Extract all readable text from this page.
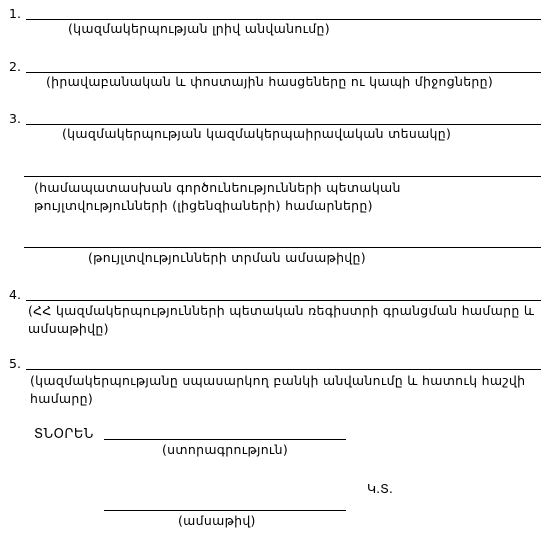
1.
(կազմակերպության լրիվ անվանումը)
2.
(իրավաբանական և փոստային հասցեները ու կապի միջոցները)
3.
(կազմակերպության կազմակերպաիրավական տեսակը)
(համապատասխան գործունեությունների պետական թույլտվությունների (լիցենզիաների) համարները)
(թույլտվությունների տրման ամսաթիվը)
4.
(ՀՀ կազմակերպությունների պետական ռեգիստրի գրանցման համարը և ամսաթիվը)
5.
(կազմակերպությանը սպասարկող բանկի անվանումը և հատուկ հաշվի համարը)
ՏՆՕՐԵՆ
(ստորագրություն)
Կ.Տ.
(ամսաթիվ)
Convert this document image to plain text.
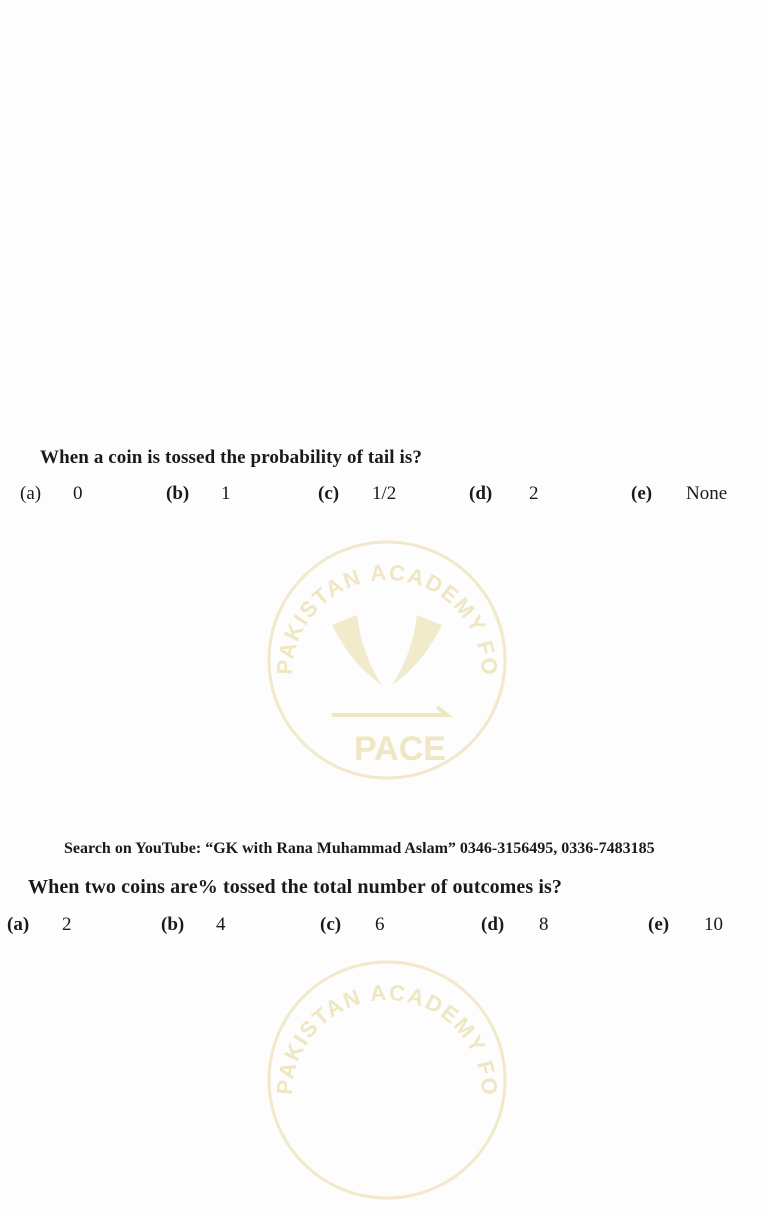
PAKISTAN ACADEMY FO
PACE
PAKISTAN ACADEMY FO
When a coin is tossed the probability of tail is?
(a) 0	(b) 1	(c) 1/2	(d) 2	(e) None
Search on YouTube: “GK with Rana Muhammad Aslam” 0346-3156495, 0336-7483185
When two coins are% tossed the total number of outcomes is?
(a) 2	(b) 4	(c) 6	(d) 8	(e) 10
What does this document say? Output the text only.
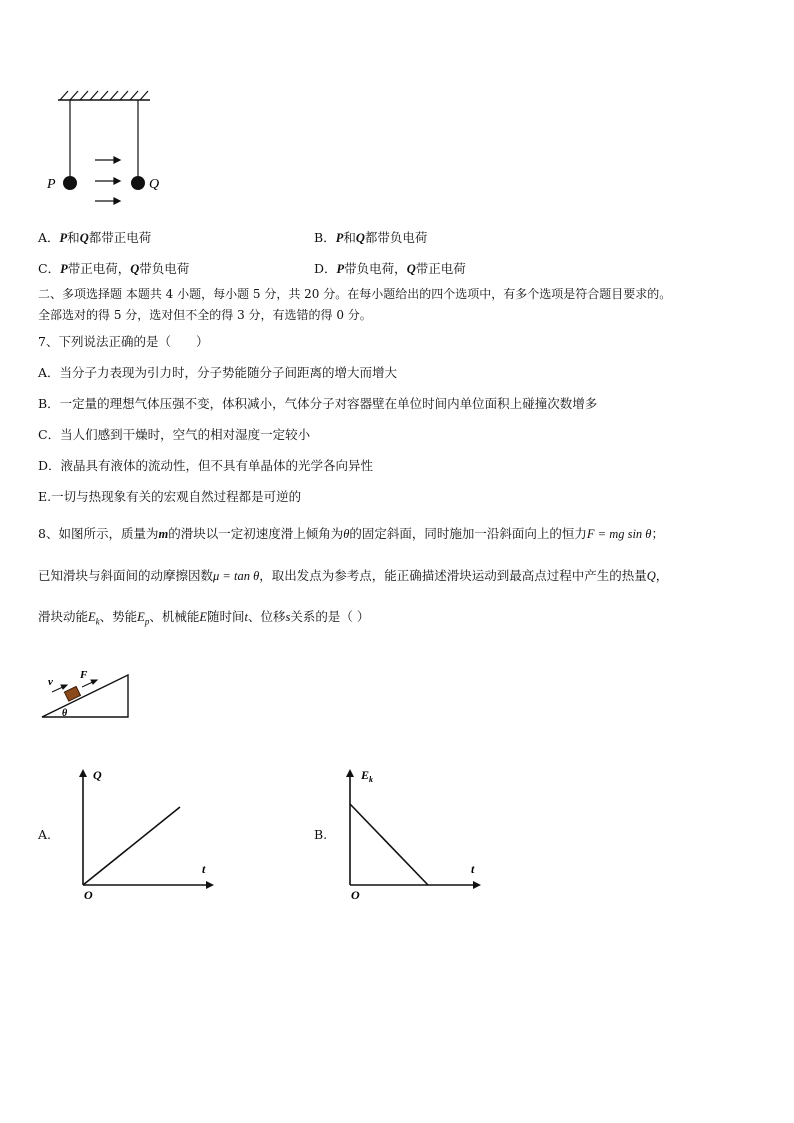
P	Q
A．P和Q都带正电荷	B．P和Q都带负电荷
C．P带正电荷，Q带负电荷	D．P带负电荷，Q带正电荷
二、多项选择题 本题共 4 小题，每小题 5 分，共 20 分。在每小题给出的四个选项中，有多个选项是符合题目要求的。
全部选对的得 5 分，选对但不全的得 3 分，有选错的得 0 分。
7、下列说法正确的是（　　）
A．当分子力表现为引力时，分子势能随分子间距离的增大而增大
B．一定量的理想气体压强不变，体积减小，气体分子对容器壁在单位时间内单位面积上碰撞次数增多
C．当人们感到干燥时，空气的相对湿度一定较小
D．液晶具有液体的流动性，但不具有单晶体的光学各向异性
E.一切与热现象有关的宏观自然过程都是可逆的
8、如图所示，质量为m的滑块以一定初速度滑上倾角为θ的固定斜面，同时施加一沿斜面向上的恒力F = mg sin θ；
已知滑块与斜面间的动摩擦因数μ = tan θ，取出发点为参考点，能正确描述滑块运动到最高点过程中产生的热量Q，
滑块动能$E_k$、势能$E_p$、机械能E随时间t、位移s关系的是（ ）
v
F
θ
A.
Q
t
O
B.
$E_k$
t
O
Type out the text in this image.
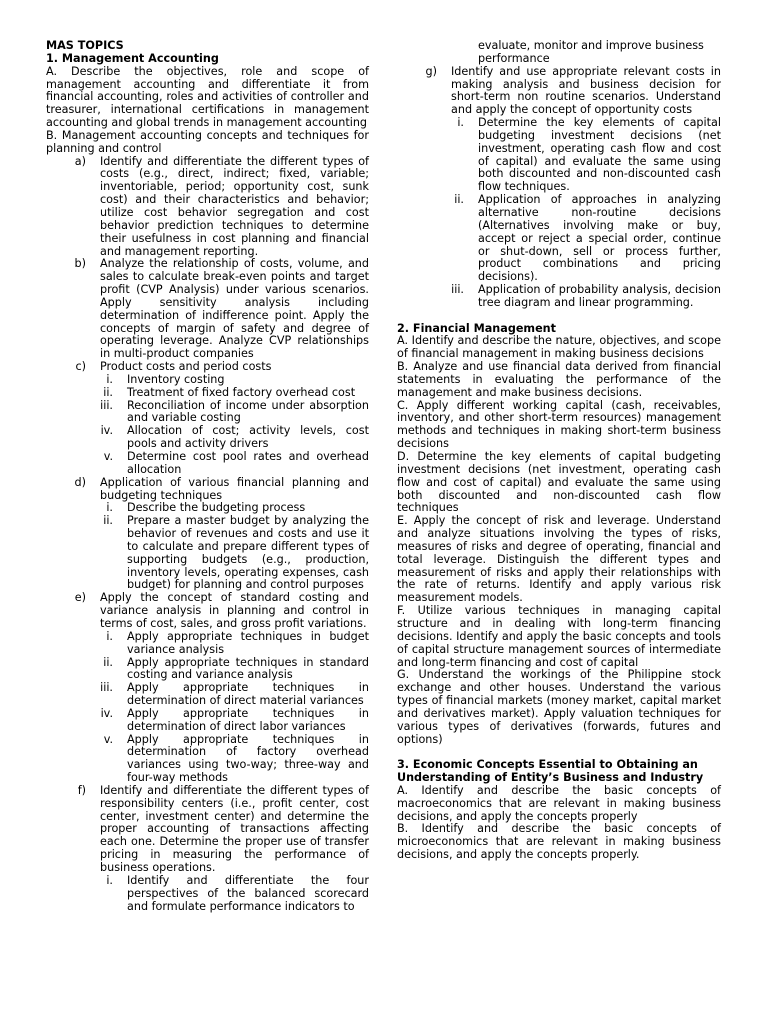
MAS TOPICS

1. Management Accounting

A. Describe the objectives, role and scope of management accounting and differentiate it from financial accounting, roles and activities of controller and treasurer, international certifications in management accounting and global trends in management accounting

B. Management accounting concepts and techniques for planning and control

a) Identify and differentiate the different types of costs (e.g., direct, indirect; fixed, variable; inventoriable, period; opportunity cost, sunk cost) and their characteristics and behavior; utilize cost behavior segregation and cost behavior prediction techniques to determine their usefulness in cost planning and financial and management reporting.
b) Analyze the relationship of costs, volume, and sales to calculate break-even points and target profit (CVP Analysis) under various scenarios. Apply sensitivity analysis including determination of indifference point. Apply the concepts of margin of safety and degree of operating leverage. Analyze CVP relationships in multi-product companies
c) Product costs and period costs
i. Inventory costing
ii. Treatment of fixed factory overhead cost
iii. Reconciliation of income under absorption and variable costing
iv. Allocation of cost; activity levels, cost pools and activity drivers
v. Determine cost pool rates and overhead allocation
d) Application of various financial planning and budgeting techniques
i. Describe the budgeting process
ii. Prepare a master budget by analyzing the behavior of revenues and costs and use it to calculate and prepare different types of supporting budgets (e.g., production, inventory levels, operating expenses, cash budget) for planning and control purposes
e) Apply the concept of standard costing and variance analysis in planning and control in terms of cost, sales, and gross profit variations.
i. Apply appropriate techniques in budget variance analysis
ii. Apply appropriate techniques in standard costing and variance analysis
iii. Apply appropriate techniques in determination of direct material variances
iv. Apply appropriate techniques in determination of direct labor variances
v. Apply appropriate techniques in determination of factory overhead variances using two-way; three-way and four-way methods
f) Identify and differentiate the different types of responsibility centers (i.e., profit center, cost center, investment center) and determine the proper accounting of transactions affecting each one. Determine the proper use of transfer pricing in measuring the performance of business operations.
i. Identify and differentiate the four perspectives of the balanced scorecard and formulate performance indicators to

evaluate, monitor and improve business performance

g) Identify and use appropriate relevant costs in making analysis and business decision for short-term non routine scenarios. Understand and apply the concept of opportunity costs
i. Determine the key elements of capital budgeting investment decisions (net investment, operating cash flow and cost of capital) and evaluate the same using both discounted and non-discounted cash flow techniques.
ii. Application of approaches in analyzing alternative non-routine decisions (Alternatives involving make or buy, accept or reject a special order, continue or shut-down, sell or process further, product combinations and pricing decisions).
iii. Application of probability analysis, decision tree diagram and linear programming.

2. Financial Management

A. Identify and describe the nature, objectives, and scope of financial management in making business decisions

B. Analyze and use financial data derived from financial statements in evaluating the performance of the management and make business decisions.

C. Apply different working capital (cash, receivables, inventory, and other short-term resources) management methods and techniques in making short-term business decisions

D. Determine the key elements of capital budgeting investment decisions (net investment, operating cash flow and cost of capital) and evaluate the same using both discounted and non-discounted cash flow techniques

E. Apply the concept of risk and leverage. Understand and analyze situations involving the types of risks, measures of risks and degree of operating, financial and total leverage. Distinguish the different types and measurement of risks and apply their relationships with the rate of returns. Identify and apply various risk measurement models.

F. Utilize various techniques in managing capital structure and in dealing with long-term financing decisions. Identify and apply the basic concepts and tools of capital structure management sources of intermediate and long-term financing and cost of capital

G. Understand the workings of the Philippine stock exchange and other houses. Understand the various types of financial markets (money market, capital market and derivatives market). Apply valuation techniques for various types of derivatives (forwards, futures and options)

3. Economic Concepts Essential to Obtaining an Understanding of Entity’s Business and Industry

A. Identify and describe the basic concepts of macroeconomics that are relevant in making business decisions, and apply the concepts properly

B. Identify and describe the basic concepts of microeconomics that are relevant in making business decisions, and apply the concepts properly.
--------------------
## Task brief:
Copy every line of the data word for word, omitting the images.

## Completed task:
Extract all readable text from this page.
1.
(կազմակերպության լրիվ անվանումը)
2.
(իրավաբանական և փոստային հասցեները ու կապի միջոցները)
3.
(կազմակերպության կազմակերպաիրավական տեսակը)
(համապատասխան գործունեությունների պետական թույլտվությունների (լիցենզիաների) համարները)
(թույլտվությունների տրման ամսաթիվը)
4.
(ՀՀ կազմակերպությունների պետական ռեգիստրի գրանցման համարը և ամսաթիվը)
5.
(կազմակերպությանը սպասարկող բանկի անվանումը և հատուկ հաշվի համարը)
ՏՆՕՐԵՆ
(ստորագրություն)
Կ.Տ.
(ամսաթիվ)
Convert this document image to plain text.
PAKISTAN ACADEMY FO
PACE
PAKISTAN ACADEMY FO
When a coin is tossed the probability of tail is?
(a) 0	(b) 1	(c) 1/2	(d) 2	(e) None
Search on YouTube: “GK with Rana Muhammad Aslam” 0346-3156495, 0336-7483185
When two coins are% tossed the total number of outcomes is?
(a) 2	(b) 4	(c) 6	(d) 8	(e) 10
What does this document say? Output the text only.
P	Q
A．P和Q都带正电荷	B．P和Q都带负电荷
C．P带正电荷，Q带负电荷	D．P带负电荷，Q带正电荷
二、多项选择题 本题共 4 小题，每小题 5 分，共 20 分。在每小题给出的四个选项中，有多个选项是符合题目要求的。
全部选对的得 5 分，选对但不全的得 3 分，有选错的得 0 分。
7、下列说法正确的是（　　）
A．当分子力表现为引力时，分子势能随分子间距离的增大而增大
B．一定量的理想气体压强不变，体积减小，气体分子对容器壁在单位时间内单位面积上碰撞次数增多
C．当人们感到干燥时，空气的相对湿度一定较小
D．液晶具有液体的流动性，但不具有单晶体的光学各向异性
E.一切与热现象有关的宏观自然过程都是可逆的
8、如图所示，质量为m的滑块以一定初速度滑上倾角为θ的固定斜面，同时施加一沿斜面向上的恒力F = mg sin θ；
已知滑块与斜面间的动摩擦因数μ = tan θ，取出发点为参考点，能正确描述滑块运动到最高点过程中产生的热量Q，
滑块动能$E_k$、势能$E_p$、机械能E随时间t、位移s关系的是（ ）
v
F
θ
A.
Q
t
O
B.
$E_k$
t
O
Type out the text in this image.
MAS TOPICS

1. Management Accounting

A. Describe the objectives, role and scope of management accounting and differentiate it from financial accounting, roles and activities of controller and treasurer, international certifications in management accounting and global trends in management accounting

B. Management accounting concepts and techniques for planning and control

a) Identify and differentiate the different types of costs (e.g., direct, indirect; fixed, variable; inventoriable, period; opportunity cost, sunk cost) and their characteristics and behavior; utilize cost behavior segregation and cost behavior prediction techniques to determine their usefulness in cost planning and financial and management reporting.
b) Analyze the relationship of costs, volume, and sales to calculate break-even points and target profit (CVP Analysis) under various scenarios. Apply sensitivity analysis including determination of indifference point. Apply the concepts of margin of safety and degree of operating leverage. Analyze CVP relationships in multi-product companies
c) Product costs and period costs
i. Inventory costing
ii. Treatment of fixed factory overhead cost
iii. Reconciliation of income under absorption and variable costing
iv. Allocation of cost; activity levels, cost pools and activity drivers
v. Determine cost pool rates and overhead allocation
d) Application of various financial planning and budgeting techniques
i. Describe the budgeting process
ii. Prepare a master budget by analyzing the behavior of revenues and costs and use it to calculate and prepare different types of supporting budgets (e.g., production, inventory levels, operating expenses, cash budget) for planning and control purposes
e) Apply the concept of standard costing and variance analysis in planning and control in terms of cost, sales, and gross profit variations.
i. Apply appropriate techniques in budget variance analysis
ii. Apply appropriate techniques in standard costing and variance analysis
iii. Apply appropriate techniques in determination of direct material variances
iv. Apply appropriate techniques in determination of direct labor variances
v. Apply appropriate techniques in determination of factory overhead variances using two-way; three-way and four-way methods
f) Identify and differentiate the different types of responsibility centers (i.e., profit center, cost center, investment center) and determine the proper accounting of transactions affecting each one. Determine the proper use of transfer pricing in measuring the performance of business operations.
i. Identify and differentiate the four perspectives of the balanced scorecard and formulate performance indicators to

evaluate, monitor and improve business performance

g) Identify and use appropriate relevant costs in making analysis and business decision for short-term non routine scenarios. Understand and apply the concept of opportunity costs
i. Determine the key elements of capital budgeting investment decisions (net investment, operating cash flow and cost of capital) and evaluate the same using both discounted and non-discounted cash flow techniques.
ii. Application of approaches in analyzing alternative non-routine decisions (Alternatives involving make or buy, accept or reject a special order, continue or shut-down, sell or process further, product combinations and pricing decisions).
iii. Application of probability analysis, decision tree diagram and linear programming.

2. Financial Management

A. Identify and describe the nature, objectives, and scope of financial management in making business decisions

B. Analyze and use financial data derived from financial statements in evaluating the performance of the management and make business decisions.

C. Apply different working capital (cash, receivables, inventory, and other short-term resources) management methods and techniques in making short-term business decisions

D. Determine the key elements of capital budgeting investment decisions (net investment, operating cash flow and cost of capital) and evaluate the same using both discounted and non-discounted cash flow techniques

E. Apply the concept of risk and leverage. Understand and analyze situations involving the types of risks, measures of risks and degree of operating, financial and total leverage. Distinguish the different types and measurement of risks and apply their relationships with the rate of returns. Identify and apply various risk measurement models.

F. Utilize various techniques in managing capital structure and in dealing with long-term financing decisions. Identify and apply the basic concepts and tools of capital structure management sources of intermediate and long-term financing and cost of capital

G. Understand the workings of the Philippine stock exchange and other houses. Understand the various types of financial markets (money market, capital market and derivatives market). Apply valuation techniques for various types of derivatives (forwards, futures and options)

3. Economic Concepts Essential to Obtaining an Understanding of Entity’s Business and Industry

A. Identify and describe the basic concepts of macroeconomics that are relevant in making business decisions, and apply the concepts properly

B. Identify and describe the basic concepts of microeconomics that are relevant in making business decisions, and apply the concepts properly.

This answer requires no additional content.